### To be done
Look through the data below. Pick out the lines holding the string "that".

### Records provided
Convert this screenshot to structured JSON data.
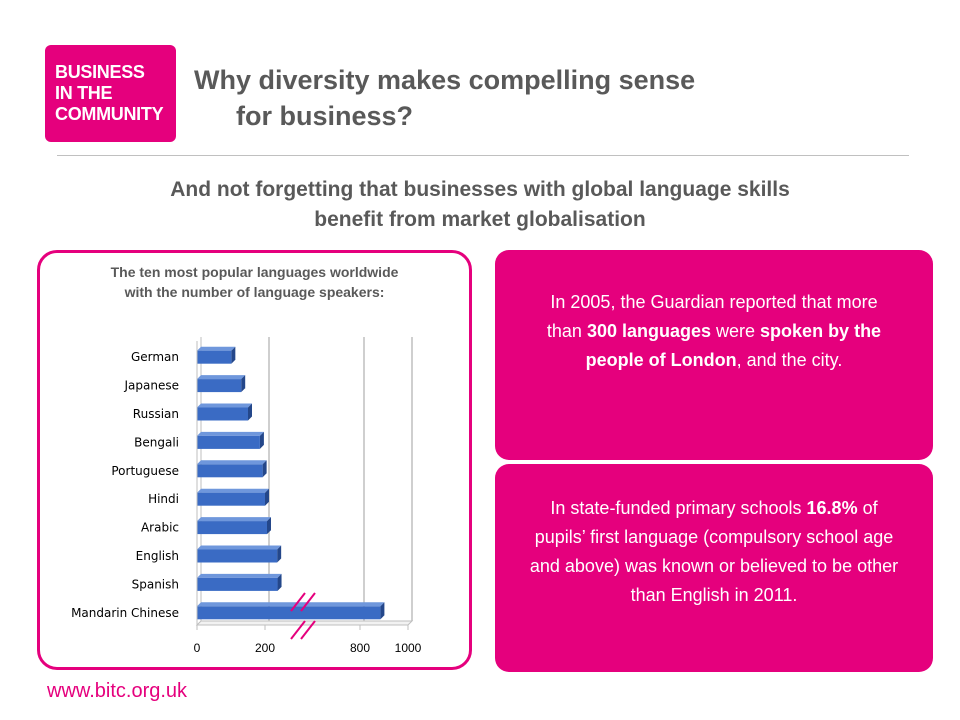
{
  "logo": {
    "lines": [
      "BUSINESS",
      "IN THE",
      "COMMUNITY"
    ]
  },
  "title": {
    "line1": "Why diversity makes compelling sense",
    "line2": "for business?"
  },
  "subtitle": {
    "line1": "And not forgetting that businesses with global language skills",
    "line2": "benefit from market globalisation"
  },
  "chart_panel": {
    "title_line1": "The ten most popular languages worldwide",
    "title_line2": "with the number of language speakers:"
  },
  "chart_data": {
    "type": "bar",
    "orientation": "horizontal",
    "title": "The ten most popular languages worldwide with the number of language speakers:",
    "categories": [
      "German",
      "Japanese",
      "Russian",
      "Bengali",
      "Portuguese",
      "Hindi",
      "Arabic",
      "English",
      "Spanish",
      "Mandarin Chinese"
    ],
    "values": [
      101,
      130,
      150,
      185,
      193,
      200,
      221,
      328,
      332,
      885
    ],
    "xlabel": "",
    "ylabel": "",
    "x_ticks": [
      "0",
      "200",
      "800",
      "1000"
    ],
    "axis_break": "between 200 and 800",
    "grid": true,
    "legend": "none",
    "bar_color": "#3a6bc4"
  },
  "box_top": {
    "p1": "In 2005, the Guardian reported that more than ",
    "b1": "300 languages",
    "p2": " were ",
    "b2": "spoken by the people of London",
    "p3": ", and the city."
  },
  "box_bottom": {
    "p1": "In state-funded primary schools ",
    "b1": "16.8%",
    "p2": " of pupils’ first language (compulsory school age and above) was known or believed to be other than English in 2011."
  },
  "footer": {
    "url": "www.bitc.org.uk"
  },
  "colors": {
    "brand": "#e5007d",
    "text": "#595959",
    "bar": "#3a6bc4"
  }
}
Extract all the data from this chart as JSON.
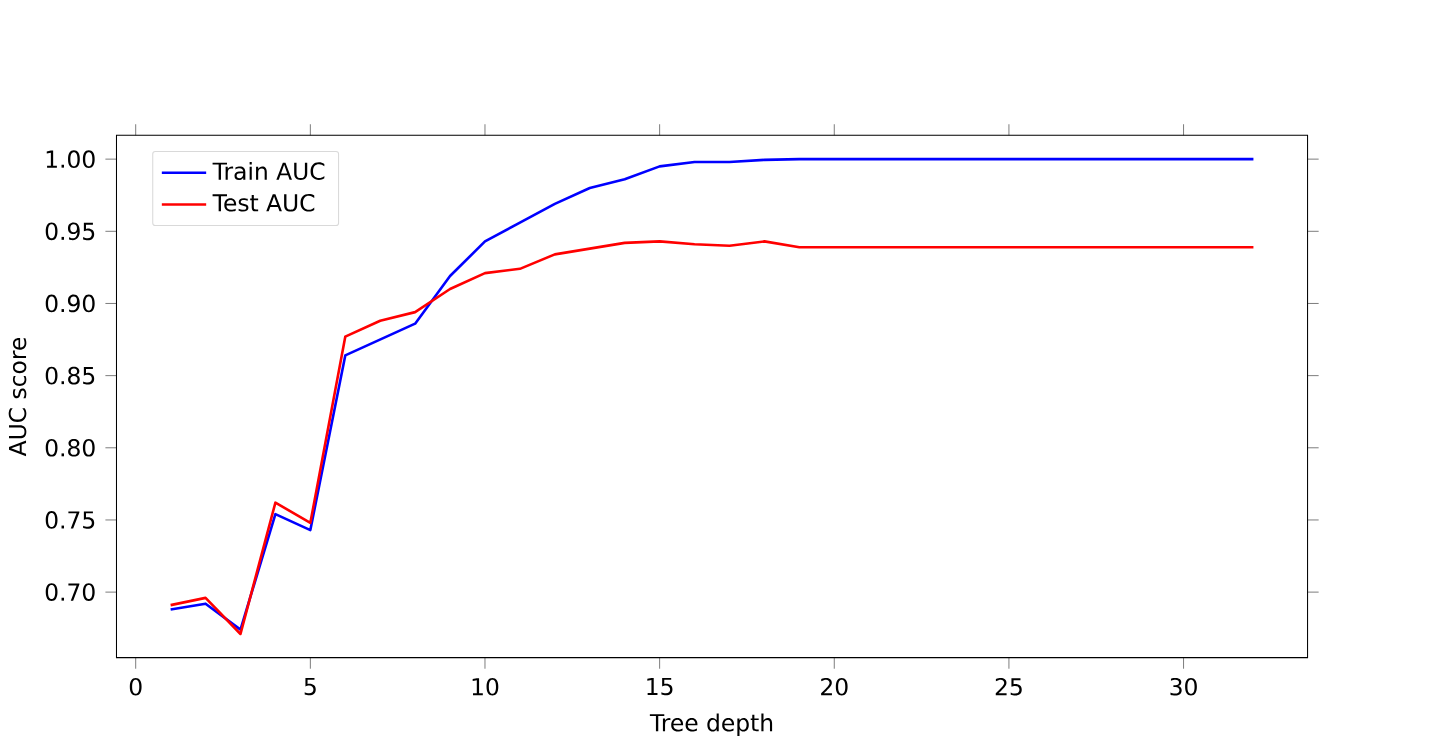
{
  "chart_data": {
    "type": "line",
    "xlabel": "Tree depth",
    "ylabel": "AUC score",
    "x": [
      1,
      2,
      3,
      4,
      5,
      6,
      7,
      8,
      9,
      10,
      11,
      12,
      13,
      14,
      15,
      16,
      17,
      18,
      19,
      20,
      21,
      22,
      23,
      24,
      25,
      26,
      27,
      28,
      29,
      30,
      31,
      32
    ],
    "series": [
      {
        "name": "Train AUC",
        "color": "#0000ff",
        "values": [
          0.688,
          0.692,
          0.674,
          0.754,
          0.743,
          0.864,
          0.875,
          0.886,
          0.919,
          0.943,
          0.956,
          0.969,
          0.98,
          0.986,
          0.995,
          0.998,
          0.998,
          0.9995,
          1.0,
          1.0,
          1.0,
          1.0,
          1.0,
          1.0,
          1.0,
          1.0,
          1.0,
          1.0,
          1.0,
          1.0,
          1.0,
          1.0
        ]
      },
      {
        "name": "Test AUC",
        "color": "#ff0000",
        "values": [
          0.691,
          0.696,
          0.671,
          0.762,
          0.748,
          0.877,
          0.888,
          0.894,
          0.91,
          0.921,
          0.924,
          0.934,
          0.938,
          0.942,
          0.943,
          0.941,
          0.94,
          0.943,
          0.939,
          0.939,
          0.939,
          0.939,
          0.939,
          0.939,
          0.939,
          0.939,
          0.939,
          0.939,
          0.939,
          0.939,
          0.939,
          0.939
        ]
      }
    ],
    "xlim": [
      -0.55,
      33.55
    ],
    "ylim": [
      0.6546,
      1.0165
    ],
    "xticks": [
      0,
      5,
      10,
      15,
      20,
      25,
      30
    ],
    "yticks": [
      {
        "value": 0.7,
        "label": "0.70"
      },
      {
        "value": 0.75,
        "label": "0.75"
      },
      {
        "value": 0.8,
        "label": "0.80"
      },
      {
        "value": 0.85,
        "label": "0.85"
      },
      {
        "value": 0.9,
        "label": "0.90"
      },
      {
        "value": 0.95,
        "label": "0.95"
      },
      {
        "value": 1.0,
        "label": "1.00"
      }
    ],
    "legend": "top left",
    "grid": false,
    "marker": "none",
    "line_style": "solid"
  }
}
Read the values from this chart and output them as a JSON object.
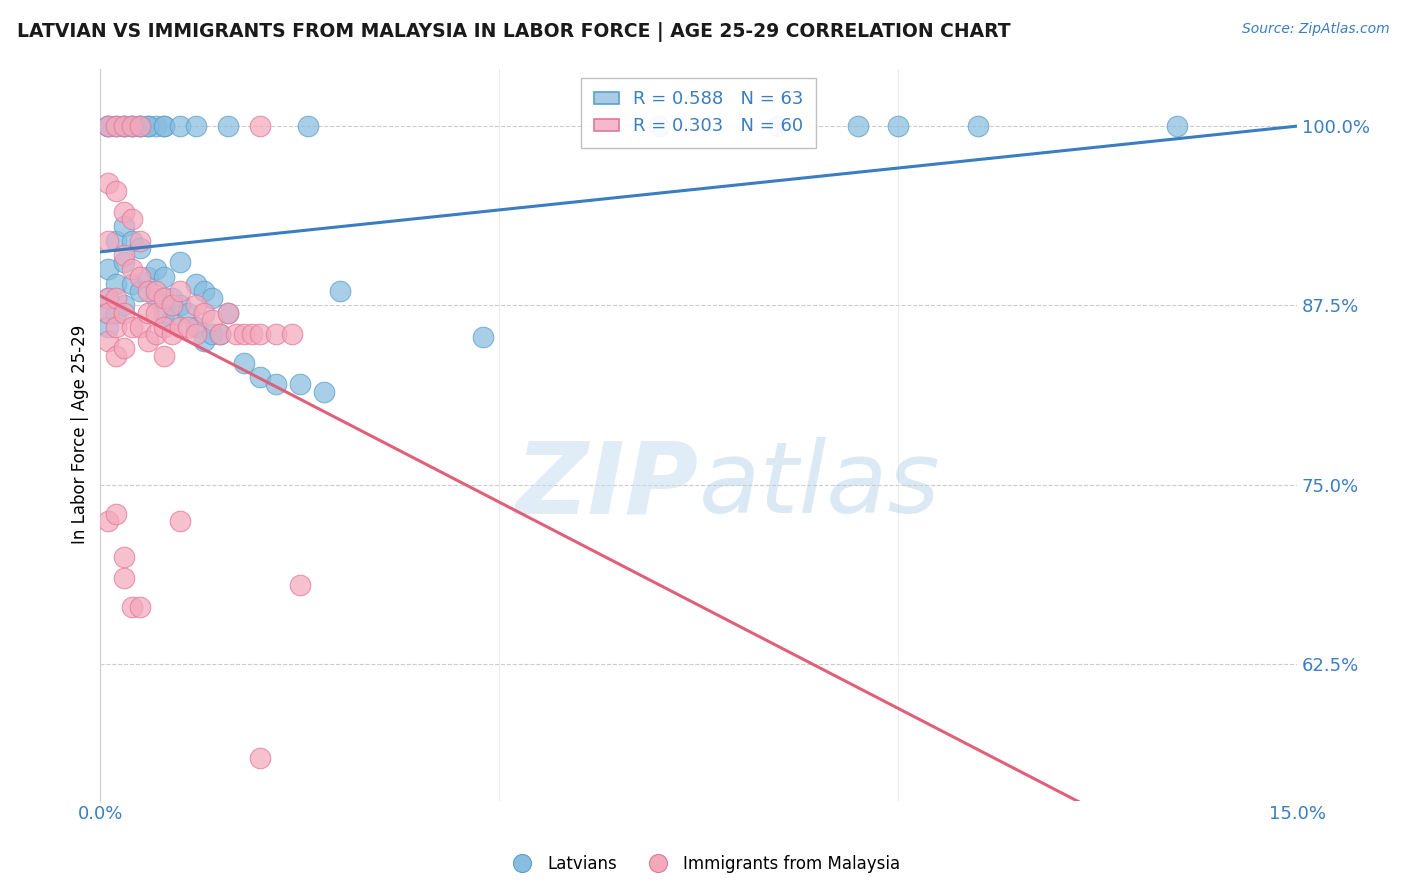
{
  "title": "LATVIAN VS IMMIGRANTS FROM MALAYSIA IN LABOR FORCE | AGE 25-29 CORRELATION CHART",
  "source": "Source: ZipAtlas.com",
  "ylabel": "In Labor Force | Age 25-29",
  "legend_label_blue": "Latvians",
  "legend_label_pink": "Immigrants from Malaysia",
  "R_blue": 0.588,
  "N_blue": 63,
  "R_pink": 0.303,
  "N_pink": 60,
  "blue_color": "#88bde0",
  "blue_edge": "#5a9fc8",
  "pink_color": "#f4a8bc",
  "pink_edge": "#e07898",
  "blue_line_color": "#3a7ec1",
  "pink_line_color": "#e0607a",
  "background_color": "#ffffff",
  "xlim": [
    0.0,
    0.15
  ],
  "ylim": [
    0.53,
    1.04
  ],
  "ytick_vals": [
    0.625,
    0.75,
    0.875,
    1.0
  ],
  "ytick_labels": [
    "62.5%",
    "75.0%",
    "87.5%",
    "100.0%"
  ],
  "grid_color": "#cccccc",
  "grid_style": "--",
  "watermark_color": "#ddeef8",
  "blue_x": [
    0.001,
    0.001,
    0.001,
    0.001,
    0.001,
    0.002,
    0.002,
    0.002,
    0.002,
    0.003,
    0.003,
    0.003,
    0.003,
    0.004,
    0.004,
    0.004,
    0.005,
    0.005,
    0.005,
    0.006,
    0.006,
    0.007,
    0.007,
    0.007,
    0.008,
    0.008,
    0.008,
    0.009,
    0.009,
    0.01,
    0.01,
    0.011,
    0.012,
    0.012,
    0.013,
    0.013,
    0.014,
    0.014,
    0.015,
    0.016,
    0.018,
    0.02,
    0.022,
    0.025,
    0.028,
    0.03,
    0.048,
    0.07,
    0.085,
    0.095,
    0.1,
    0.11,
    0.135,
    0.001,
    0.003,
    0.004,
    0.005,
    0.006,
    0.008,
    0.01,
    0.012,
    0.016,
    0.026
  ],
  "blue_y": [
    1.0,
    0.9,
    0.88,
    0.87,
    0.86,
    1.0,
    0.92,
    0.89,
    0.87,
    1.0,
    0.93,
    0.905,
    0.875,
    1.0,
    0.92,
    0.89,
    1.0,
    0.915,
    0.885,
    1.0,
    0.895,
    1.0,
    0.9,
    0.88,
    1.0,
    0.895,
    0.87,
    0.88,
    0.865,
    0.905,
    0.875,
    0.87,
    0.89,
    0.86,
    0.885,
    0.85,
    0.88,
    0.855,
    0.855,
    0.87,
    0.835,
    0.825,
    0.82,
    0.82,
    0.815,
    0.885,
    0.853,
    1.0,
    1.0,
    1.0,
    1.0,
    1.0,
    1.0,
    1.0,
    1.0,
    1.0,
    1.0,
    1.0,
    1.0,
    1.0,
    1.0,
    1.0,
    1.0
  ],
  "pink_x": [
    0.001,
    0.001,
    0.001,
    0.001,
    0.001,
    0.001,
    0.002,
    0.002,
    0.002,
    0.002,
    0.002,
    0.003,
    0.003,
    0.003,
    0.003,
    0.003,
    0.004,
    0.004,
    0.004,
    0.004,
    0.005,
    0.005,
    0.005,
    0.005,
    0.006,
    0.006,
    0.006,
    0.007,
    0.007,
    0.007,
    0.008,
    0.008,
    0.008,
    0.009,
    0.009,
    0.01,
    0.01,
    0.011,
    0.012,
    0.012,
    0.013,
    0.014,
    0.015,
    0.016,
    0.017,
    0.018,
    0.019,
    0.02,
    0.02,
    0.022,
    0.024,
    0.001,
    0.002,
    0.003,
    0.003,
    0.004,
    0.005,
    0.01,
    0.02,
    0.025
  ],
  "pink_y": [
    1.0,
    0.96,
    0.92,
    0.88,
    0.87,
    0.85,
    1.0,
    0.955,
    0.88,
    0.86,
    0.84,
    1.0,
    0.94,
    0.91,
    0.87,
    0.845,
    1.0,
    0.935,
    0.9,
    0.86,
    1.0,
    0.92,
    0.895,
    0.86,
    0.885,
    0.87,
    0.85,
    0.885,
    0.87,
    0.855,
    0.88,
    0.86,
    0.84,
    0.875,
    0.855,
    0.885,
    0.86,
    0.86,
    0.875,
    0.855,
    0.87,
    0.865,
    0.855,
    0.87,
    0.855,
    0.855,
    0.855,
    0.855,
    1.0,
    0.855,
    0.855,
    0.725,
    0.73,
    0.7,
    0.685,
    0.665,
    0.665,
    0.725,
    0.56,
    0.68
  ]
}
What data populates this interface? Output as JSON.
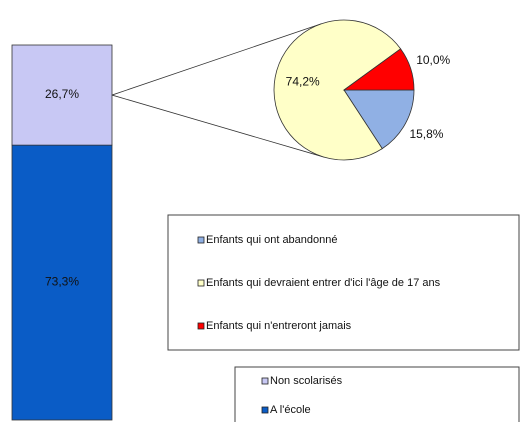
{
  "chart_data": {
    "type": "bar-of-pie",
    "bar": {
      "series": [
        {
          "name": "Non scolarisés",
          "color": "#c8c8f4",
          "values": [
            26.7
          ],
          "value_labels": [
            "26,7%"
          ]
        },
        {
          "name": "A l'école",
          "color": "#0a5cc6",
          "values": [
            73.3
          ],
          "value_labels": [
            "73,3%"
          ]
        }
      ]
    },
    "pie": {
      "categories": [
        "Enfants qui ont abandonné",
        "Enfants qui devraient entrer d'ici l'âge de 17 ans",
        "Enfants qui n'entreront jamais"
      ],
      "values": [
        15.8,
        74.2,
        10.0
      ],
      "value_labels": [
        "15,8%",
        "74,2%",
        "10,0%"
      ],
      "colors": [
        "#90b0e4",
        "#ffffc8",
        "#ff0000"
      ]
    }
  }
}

### Reply
    "line1": "And not forgetting that businesses with global language skills",
    "p1": "In 2005, the Guardian reported that more than ",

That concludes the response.